==== RECORDS FOR THIS EXERCISE ====

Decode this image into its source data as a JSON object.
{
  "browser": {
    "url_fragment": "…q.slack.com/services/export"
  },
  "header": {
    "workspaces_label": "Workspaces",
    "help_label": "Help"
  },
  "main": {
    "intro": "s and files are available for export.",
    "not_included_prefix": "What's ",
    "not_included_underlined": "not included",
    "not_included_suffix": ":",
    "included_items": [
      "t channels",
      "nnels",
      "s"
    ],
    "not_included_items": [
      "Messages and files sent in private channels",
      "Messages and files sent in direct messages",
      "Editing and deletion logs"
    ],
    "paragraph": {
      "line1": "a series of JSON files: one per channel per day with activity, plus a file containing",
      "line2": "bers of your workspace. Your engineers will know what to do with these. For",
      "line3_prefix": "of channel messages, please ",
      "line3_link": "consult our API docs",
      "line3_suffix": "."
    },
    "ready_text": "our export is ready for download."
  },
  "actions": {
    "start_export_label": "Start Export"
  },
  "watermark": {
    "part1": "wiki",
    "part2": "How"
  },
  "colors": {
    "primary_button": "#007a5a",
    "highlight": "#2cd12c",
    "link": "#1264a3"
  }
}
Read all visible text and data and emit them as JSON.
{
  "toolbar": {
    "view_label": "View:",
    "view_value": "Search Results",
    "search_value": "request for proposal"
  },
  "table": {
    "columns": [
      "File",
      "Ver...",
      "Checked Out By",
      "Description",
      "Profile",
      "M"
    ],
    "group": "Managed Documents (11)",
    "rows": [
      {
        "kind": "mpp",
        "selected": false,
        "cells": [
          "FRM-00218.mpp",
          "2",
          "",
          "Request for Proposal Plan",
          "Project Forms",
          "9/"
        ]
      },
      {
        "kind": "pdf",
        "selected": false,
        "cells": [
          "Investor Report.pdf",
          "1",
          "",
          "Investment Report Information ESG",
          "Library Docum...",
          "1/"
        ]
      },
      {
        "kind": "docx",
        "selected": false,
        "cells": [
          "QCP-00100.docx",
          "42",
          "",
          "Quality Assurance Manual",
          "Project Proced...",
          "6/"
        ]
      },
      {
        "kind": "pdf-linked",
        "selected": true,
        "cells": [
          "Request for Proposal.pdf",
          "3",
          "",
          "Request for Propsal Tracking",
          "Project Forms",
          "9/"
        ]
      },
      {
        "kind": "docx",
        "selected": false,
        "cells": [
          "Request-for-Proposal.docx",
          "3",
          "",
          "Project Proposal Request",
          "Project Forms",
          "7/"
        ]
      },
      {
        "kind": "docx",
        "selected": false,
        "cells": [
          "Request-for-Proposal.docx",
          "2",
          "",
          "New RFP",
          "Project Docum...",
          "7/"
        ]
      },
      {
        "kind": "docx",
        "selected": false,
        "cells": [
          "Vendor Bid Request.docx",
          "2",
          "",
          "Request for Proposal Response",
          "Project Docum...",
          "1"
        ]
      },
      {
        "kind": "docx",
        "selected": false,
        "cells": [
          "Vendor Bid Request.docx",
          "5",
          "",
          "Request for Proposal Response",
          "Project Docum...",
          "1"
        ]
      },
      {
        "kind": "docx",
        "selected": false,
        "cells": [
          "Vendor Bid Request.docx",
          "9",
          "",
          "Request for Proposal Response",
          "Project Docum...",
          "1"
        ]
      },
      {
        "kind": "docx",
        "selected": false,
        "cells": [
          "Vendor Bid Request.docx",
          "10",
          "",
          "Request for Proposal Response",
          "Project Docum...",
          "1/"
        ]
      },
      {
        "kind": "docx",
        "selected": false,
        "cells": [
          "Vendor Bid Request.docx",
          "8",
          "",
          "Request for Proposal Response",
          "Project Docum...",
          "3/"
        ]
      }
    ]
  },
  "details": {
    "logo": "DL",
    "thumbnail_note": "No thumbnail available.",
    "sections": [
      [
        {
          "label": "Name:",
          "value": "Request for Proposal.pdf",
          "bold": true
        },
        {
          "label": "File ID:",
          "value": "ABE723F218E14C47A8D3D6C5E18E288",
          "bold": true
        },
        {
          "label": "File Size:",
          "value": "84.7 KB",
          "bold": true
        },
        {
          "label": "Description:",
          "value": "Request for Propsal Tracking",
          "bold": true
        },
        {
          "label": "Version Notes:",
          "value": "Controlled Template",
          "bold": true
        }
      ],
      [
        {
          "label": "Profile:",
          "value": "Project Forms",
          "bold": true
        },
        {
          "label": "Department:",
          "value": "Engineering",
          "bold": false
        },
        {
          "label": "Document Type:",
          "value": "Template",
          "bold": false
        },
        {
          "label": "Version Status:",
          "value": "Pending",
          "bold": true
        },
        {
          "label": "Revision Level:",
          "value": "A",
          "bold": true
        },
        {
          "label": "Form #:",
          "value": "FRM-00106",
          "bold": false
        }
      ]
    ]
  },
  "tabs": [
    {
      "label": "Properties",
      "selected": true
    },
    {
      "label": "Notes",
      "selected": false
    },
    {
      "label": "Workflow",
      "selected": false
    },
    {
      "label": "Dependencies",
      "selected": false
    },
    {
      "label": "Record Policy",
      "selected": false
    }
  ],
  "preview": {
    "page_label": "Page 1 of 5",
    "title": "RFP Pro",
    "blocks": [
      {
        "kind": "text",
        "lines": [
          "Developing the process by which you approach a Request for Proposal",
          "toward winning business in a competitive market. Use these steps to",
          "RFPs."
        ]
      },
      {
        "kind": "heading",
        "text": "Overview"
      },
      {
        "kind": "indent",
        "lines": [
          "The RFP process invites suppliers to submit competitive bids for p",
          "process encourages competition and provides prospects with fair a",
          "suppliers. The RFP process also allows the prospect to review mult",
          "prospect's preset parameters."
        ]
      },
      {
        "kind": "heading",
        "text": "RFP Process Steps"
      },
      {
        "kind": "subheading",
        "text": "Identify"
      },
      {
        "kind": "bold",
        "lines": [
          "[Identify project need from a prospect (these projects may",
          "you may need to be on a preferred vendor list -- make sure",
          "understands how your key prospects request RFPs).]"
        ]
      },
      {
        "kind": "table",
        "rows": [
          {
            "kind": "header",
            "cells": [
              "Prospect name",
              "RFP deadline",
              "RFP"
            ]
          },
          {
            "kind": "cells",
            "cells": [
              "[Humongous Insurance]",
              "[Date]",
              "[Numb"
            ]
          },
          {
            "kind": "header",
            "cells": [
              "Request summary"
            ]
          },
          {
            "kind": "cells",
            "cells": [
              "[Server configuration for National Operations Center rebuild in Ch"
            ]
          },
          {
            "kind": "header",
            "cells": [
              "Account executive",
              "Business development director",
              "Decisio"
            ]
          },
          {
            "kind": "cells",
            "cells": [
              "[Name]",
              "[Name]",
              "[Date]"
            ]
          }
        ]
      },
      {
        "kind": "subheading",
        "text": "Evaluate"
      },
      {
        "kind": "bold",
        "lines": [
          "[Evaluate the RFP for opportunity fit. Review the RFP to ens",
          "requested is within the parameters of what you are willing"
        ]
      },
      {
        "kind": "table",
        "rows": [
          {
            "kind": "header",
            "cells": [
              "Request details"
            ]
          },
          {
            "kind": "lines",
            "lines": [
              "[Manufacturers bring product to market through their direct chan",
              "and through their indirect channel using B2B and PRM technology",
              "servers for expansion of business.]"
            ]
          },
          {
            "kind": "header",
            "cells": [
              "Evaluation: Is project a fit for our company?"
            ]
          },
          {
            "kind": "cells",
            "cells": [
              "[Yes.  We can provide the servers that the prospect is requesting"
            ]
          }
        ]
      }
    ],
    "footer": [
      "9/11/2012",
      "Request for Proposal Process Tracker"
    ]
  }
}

====

WHAT NEEDS TO BE DONE:
Give the count of lines holding the word "parameters", with no other words.

REPLY TO THE EXERCISE:
2